- [SET EXERCISE] Take every line from the listing below that contains "this".

-- begin PROVIDED DATA --

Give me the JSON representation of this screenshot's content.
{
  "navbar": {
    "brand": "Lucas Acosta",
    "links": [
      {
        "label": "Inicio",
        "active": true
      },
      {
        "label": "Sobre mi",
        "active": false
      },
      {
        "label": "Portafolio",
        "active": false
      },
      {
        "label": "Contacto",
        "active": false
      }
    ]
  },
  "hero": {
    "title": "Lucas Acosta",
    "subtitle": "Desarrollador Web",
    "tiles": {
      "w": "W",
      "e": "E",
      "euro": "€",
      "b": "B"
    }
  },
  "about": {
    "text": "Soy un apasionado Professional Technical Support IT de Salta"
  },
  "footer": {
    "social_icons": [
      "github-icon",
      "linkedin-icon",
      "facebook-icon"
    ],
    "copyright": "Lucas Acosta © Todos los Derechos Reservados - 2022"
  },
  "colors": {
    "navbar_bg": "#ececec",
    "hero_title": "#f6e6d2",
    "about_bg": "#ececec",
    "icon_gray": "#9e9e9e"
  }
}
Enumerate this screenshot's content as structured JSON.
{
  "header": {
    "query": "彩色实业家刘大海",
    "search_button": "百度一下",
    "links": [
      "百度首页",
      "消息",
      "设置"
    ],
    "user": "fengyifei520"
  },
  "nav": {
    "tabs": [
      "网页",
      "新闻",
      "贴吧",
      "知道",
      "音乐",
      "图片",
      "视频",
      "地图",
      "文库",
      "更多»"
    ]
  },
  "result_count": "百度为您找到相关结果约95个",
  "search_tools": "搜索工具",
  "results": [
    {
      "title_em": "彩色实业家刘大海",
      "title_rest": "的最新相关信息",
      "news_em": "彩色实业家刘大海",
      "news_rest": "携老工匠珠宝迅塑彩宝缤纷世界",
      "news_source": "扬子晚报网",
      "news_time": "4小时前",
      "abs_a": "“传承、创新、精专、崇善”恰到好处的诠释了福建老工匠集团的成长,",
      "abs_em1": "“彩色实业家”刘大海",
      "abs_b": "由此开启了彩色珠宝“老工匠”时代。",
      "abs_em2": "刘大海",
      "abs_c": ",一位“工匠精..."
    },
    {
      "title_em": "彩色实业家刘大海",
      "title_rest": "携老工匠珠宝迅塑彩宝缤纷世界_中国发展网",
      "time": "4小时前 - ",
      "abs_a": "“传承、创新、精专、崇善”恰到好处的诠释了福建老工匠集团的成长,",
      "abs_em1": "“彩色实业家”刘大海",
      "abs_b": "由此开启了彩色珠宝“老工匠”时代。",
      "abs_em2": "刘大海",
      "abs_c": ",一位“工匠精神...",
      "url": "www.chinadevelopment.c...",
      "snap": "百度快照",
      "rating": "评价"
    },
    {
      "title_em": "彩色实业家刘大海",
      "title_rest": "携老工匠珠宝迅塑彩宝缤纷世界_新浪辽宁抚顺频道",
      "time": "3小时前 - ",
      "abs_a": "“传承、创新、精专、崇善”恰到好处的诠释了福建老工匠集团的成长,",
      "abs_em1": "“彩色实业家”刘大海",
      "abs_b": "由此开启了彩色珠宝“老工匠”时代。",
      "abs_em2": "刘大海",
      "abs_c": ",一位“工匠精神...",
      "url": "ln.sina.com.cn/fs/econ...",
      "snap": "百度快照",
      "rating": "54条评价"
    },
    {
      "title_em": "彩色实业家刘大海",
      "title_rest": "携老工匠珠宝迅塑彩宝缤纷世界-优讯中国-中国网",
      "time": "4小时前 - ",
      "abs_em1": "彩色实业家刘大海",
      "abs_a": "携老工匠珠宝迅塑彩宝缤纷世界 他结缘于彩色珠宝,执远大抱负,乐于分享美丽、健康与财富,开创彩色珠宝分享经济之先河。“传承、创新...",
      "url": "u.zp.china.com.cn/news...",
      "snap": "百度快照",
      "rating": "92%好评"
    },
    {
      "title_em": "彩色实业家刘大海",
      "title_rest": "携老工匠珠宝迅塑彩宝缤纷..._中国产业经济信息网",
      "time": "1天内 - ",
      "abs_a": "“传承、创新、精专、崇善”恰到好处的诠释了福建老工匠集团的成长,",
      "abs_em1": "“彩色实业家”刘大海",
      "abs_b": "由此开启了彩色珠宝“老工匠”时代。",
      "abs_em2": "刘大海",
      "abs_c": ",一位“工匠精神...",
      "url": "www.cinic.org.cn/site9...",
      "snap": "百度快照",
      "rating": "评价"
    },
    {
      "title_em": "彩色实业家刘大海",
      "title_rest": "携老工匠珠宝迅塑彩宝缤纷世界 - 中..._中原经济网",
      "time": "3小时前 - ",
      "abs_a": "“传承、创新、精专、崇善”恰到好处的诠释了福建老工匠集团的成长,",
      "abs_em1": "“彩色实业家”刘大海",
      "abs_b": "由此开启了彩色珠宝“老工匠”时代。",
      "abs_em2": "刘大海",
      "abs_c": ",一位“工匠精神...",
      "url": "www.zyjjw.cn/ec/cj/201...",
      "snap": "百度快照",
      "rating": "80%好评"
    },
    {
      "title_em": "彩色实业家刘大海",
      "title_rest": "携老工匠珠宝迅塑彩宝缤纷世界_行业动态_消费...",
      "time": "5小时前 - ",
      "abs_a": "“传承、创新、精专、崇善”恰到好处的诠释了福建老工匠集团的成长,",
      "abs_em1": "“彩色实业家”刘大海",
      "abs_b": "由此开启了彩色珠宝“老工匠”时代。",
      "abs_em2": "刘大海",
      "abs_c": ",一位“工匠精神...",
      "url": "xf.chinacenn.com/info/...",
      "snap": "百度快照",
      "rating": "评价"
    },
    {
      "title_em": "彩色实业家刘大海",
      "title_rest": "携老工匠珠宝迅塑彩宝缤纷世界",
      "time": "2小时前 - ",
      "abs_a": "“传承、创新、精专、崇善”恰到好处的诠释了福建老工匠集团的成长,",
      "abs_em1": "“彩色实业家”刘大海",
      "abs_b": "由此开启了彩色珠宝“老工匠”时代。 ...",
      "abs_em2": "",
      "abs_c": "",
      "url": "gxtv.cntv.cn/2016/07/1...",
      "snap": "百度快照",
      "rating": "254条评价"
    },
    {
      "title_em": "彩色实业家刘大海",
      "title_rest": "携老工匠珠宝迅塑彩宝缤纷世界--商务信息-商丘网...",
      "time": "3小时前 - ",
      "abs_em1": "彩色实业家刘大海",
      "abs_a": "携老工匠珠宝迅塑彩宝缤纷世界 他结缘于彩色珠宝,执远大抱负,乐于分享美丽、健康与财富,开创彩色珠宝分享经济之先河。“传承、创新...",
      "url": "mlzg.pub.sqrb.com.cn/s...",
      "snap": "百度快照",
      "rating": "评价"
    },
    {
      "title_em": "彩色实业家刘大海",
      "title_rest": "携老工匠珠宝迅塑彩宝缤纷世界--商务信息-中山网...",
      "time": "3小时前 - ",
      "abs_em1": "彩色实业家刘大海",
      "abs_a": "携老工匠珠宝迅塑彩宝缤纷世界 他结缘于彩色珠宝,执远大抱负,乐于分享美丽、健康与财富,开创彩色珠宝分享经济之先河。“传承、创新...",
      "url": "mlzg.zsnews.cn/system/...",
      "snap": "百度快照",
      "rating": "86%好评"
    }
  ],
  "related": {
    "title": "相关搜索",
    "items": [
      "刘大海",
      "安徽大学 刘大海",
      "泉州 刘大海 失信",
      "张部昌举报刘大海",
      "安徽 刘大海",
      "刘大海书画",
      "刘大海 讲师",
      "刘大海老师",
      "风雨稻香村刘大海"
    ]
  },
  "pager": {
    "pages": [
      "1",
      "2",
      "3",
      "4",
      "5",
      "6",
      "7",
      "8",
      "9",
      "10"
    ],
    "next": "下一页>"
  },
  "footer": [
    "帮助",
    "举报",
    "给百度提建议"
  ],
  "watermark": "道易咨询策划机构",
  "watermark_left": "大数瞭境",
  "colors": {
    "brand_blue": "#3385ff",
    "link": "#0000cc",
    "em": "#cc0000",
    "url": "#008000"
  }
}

-- end PROVIDED DATA --

- [FULL RESPONSE]
Give me the JSON representation of this screenshot's content.
Enumerate this screenshot's content as structured JSON.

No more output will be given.